PROMPT
Select and copy out every line in the records containing "takken".

Start EXTRACTED DATA

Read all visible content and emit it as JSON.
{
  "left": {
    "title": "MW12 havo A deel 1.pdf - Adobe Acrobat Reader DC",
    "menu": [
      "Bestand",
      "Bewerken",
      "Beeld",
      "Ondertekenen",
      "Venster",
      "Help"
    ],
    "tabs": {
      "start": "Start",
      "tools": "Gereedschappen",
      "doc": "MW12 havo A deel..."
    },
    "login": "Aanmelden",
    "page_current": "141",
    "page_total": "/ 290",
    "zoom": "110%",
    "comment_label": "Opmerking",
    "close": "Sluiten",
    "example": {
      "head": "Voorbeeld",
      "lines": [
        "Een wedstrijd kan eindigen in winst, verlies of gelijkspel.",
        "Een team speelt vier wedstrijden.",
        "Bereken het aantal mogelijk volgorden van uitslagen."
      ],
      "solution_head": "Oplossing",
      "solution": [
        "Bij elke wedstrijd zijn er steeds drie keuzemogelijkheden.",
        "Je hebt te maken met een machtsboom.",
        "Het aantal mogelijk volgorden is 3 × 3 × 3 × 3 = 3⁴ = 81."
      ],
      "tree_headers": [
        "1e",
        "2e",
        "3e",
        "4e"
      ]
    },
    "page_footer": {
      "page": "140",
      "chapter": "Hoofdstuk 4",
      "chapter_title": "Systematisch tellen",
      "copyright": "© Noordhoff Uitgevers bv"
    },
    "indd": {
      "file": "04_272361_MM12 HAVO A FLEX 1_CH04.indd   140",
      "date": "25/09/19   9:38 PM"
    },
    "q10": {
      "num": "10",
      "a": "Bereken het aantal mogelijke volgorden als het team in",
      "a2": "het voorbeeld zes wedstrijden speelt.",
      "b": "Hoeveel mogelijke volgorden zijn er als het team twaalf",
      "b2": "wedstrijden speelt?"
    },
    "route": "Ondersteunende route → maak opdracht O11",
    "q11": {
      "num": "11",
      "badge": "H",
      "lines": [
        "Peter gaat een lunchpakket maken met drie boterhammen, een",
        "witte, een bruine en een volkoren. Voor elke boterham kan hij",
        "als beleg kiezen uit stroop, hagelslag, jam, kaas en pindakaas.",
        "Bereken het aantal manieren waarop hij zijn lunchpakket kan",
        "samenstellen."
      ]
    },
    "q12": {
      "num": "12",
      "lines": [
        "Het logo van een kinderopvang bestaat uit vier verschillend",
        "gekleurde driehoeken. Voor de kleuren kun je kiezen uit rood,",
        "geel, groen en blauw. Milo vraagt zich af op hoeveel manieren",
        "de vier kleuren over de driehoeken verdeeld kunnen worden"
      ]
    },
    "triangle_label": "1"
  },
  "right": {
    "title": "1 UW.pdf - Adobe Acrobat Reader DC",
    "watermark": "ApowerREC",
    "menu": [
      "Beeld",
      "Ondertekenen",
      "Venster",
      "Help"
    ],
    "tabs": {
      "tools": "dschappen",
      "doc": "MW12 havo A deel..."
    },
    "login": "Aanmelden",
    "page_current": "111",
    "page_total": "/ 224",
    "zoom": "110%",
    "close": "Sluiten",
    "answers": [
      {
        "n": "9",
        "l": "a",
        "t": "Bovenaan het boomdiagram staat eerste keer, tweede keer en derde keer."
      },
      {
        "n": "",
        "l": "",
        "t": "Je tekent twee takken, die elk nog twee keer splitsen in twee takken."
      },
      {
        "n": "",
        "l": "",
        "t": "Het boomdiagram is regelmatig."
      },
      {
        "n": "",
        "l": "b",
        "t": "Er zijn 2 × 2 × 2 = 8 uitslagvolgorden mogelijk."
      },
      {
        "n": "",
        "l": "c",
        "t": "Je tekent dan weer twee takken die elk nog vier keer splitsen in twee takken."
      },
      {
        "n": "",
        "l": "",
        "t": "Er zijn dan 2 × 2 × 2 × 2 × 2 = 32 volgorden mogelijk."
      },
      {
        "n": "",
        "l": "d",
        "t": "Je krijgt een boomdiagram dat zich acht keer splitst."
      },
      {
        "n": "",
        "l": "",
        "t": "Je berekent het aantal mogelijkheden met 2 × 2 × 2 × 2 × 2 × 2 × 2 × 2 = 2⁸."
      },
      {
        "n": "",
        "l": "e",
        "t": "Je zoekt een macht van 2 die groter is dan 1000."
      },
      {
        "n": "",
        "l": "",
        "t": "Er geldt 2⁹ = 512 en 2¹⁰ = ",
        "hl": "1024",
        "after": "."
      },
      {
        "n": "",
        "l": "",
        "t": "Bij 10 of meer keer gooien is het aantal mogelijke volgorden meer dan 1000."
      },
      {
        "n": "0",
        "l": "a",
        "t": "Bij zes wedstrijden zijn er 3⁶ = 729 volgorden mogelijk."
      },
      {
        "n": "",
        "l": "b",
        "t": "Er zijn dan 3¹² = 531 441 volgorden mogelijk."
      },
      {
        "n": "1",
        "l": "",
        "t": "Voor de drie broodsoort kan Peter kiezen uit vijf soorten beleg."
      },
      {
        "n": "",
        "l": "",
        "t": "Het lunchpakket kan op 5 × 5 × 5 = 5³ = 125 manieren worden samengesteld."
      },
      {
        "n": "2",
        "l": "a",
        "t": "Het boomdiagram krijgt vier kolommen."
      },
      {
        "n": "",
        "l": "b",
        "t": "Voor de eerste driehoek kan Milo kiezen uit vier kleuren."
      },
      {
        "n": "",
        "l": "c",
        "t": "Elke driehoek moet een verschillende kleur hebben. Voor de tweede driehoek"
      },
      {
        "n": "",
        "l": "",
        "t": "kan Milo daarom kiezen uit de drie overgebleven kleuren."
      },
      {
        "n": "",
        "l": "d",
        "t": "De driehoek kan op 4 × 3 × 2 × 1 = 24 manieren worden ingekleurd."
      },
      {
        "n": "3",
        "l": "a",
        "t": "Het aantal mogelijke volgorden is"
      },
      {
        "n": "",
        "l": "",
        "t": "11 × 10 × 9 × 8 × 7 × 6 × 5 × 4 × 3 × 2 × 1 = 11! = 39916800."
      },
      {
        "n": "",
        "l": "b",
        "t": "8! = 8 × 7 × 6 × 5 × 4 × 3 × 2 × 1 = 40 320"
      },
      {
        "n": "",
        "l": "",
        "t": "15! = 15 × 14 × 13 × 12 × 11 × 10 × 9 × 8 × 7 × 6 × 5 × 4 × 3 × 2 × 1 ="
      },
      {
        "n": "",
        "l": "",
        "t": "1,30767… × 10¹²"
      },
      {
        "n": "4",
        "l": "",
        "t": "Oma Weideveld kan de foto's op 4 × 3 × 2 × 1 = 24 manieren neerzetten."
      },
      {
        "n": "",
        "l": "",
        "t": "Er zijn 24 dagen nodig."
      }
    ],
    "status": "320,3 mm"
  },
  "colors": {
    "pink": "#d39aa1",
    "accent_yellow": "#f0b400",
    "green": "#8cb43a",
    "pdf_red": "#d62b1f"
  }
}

End EXTRACTED DATA

TASK RESPONSE
        "t": "Je tekent twee takken, die elk nog twee keer splitsen in twee takken."
        "t": "Je tekent dan weer twee takken die elk nog vier keer splitsen in twee takken."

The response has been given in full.